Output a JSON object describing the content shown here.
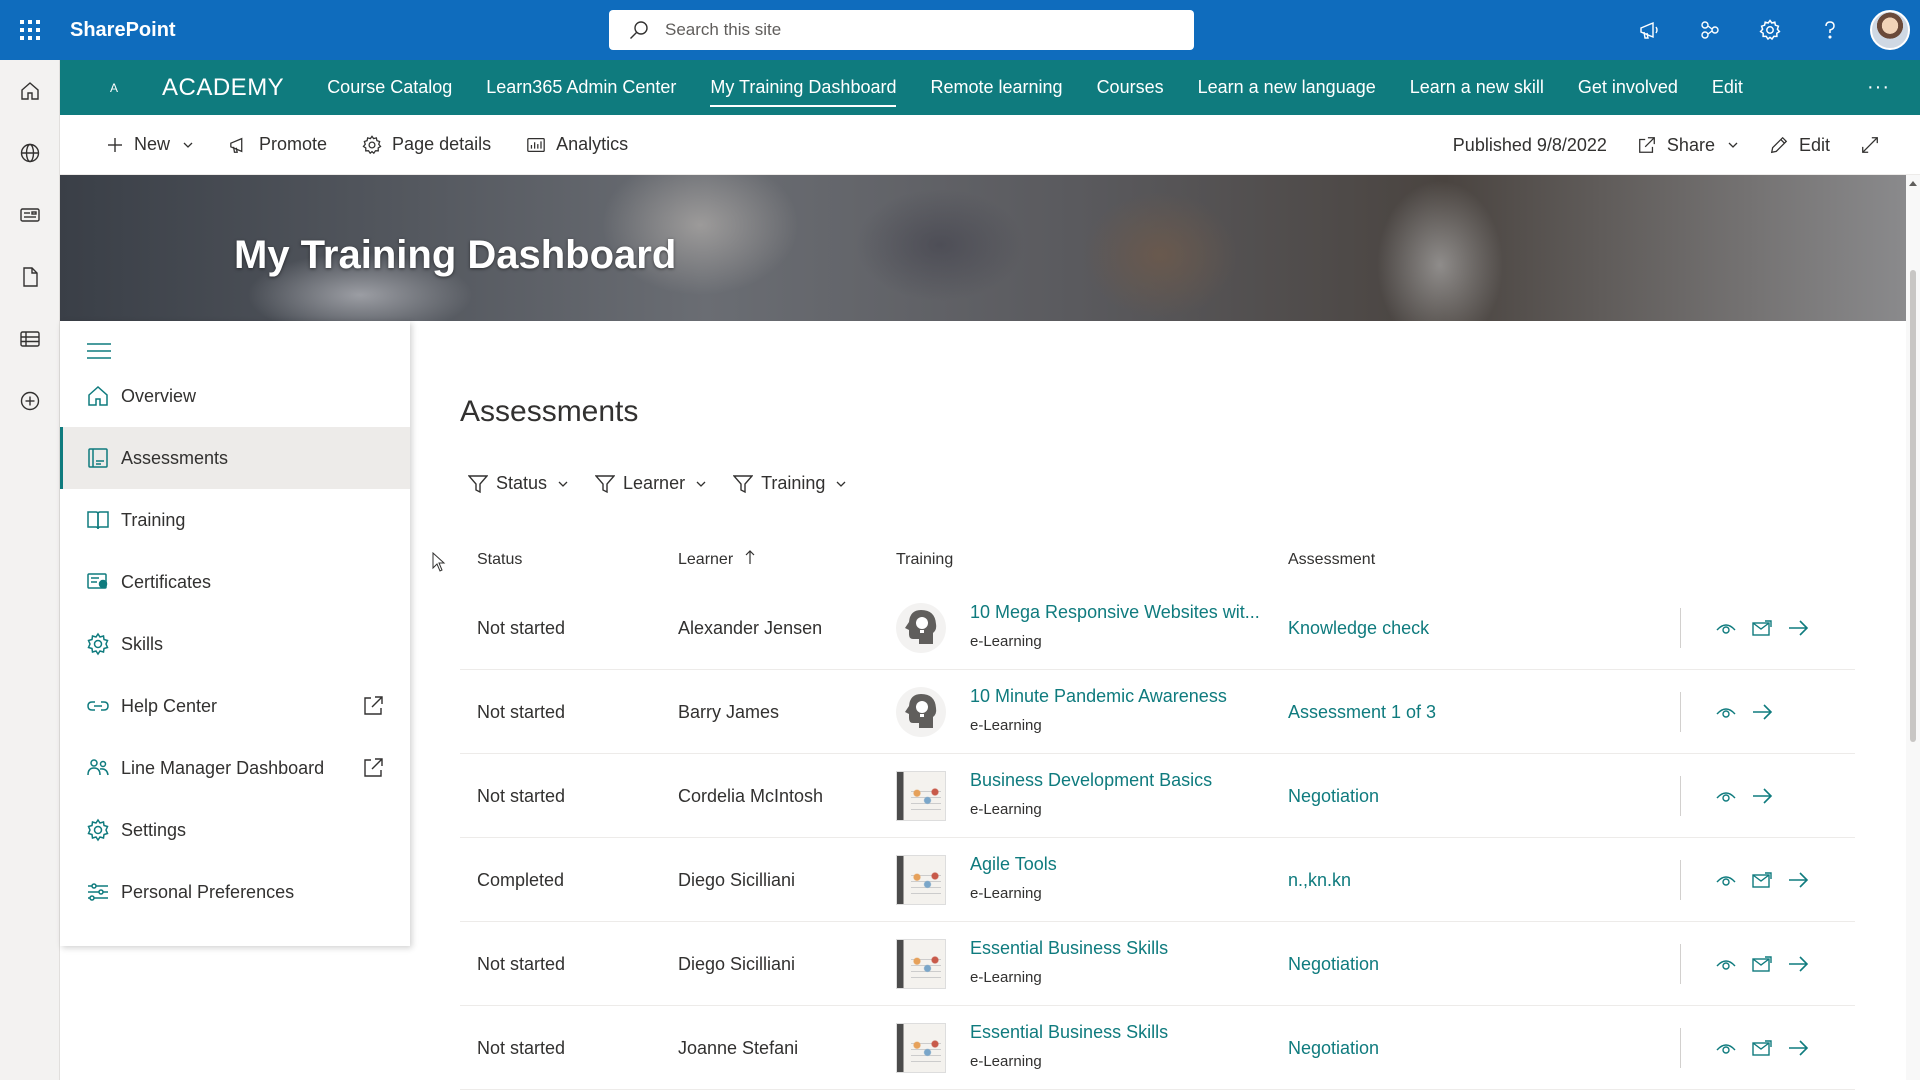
{
  "suite": {
    "app_name": "SharePoint",
    "search_placeholder": "Search this site"
  },
  "hub": {
    "logo_letter": "A",
    "title": "ACADEMY",
    "links": [
      "Course Catalog",
      "Learn365 Admin Center",
      "My Training Dashboard",
      "Remote learning",
      "Courses",
      "Learn a new language",
      "Learn a new skill",
      "Get involved",
      "Edit"
    ],
    "active_link": "My Training Dashboard",
    "more": "···"
  },
  "command_bar": {
    "new": "New",
    "promote": "Promote",
    "page_details": "Page details",
    "analytics": "Analytics",
    "published": "Published 9/8/2022",
    "share": "Share",
    "edit": "Edit"
  },
  "hero": {
    "title": "My Training Dashboard"
  },
  "sidenav": {
    "items": [
      {
        "label": "Overview",
        "icon": "home-icon"
      },
      {
        "label": "Assessments",
        "icon": "assessment-icon"
      },
      {
        "label": "Training",
        "icon": "book-icon"
      },
      {
        "label": "Certificates",
        "icon": "certificate-icon"
      },
      {
        "label": "Skills",
        "icon": "skills-icon"
      },
      {
        "label": "Help Center",
        "icon": "link-icon"
      },
      {
        "label": "Line Manager Dashboard",
        "icon": "team-icon"
      },
      {
        "label": "Settings",
        "icon": "gear-icon"
      },
      {
        "label": "Personal Preferences",
        "icon": "sliders-icon"
      }
    ],
    "active": "Assessments"
  },
  "main": {
    "title": "Assessments",
    "filters": [
      "Status",
      "Learner",
      "Training"
    ],
    "columns": {
      "status": "Status",
      "learner": "Learner",
      "training": "Training",
      "assessment": "Assessment"
    },
    "rows": [
      {
        "status": "Not started",
        "learner": "Alexander Jensen",
        "training": "10 Mega Responsive Websites wit...",
        "type": "e-Learning",
        "assessment": "Knowledge check",
        "thumb": "brain",
        "mail": true
      },
      {
        "status": "Not started",
        "learner": "Barry James",
        "training": "10 Minute Pandemic Awareness",
        "type": "e-Learning",
        "assessment": "Assessment 1 of 3",
        "thumb": "brain",
        "mail": false
      },
      {
        "status": "Not started",
        "learner": "Cordelia McIntosh",
        "training": "Business Development Basics",
        "type": "e-Learning",
        "assessment": "Negotiation",
        "thumb": "photo",
        "mail": false
      },
      {
        "status": "Completed",
        "learner": "Diego Sicilliani",
        "training": "Agile Tools",
        "type": "e-Learning",
        "assessment": "n.,kn.kn",
        "thumb": "photo",
        "mail": true
      },
      {
        "status": "Not started",
        "learner": "Diego Sicilliani",
        "training": "Essential Business Skills",
        "type": "e-Learning",
        "assessment": "Negotiation",
        "thumb": "photo",
        "mail": true
      },
      {
        "status": "Not started",
        "learner": "Joanne Stefani",
        "training": "Essential Business Skills",
        "type": "e-Learning",
        "assessment": "Negotiation",
        "thumb": "photo",
        "mail": true
      }
    ]
  },
  "colors": {
    "suite_bar": "#0f6cbd",
    "hub_nav": "#0f7b7e",
    "link": "#0f7b7e"
  }
}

■ ■ ■

§ **PROMPT**:
Reproduce all of the data exactly, omitting each picture it holds.

§ **FINISHED TASK**:
Output a JSON object describing the content shown here.
{
  "suite": {
    "app_name": "SharePoint",
    "search_placeholder": "Search this site"
  },
  "hub": {
    "logo_letter": "A",
    "title": "ACADEMY",
    "links": [
      "Course Catalog",
      "Learn365 Admin Center",
      "My Training Dashboard",
      "Remote learning",
      "Courses",
      "Learn a new language",
      "Learn a new skill",
      "Get involved",
      "Edit"
    ],
    "active_link": "My Training Dashboard",
    "more": "···"
  },
  "command_bar": {
    "new": "New",
    "promote": "Promote",
    "page_details": "Page details",
    "analytics": "Analytics",
    "published": "Published 9/8/2022",
    "share": "Share",
    "edit": "Edit"
  },
  "hero": {
    "title": "My Training Dashboard"
  },
  "sidenav": {
    "items": [
      {
        "label": "Overview",
        "icon": "home-icon"
      },
      {
        "label": "Assessments",
        "icon": "assessment-icon"
      },
      {
        "label": "Training",
        "icon": "book-icon"
      },
      {
        "label": "Certificates",
        "icon": "certificate-icon"
      },
      {
        "label": "Skills",
        "icon": "skills-icon"
      },
      {
        "label": "Help Center",
        "icon": "link-icon"
      },
      {
        "label": "Line Manager Dashboard",
        "icon": "team-icon"
      },
      {
        "label": "Settings",
        "icon": "gear-icon"
      },
      {
        "label": "Personal Preferences",
        "icon": "sliders-icon"
      }
    ],
    "active": "Assessments"
  },
  "main": {
    "title": "Assessments",
    "filters": [
      "Status",
      "Learner",
      "Training"
    ],
    "columns": {
      "status": "Status",
      "learner": "Learner",
      "training": "Training",
      "assessment": "Assessment"
    },
    "rows": [
      {
        "status": "Not started",
        "learner": "Alexander Jensen",
        "training": "10 Mega Responsive Websites wit...",
        "type": "e-Learning",
        "assessment": "Knowledge check",
        "thumb": "brain",
        "mail": true
      },
      {
        "status": "Not started",
        "learner": "Barry James",
        "training": "10 Minute Pandemic Awareness",
        "type": "e-Learning",
        "assessment": "Assessment 1 of 3",
        "thumb": "brain",
        "mail": false
      },
      {
        "status": "Not started",
        "learner": "Cordelia McIntosh",
        "training": "Business Development Basics",
        "type": "e-Learning",
        "assessment": "Negotiation",
        "thumb": "photo",
        "mail": false
      },
      {
        "status": "Completed",
        "learner": "Diego Sicilliani",
        "training": "Agile Tools",
        "type": "e-Learning",
        "assessment": "n.,kn.kn",
        "thumb": "photo",
        "mail": true
      },
      {
        "status": "Not started",
        "learner": "Diego Sicilliani",
        "training": "Essential Business Skills",
        "type": "e-Learning",
        "assessment": "Negotiation",
        "thumb": "photo",
        "mail": true
      },
      {
        "status": "Not started",
        "learner": "Joanne Stefani",
        "training": "Essential Business Skills",
        "type": "e-Learning",
        "assessment": "Negotiation",
        "thumb": "photo",
        "mail": true
      }
    ]
  },
  "colors": {
    "suite_bar": "#0f6cbd",
    "hub_nav": "#0f7b7e",
    "link": "#0f7b7e"
  }
}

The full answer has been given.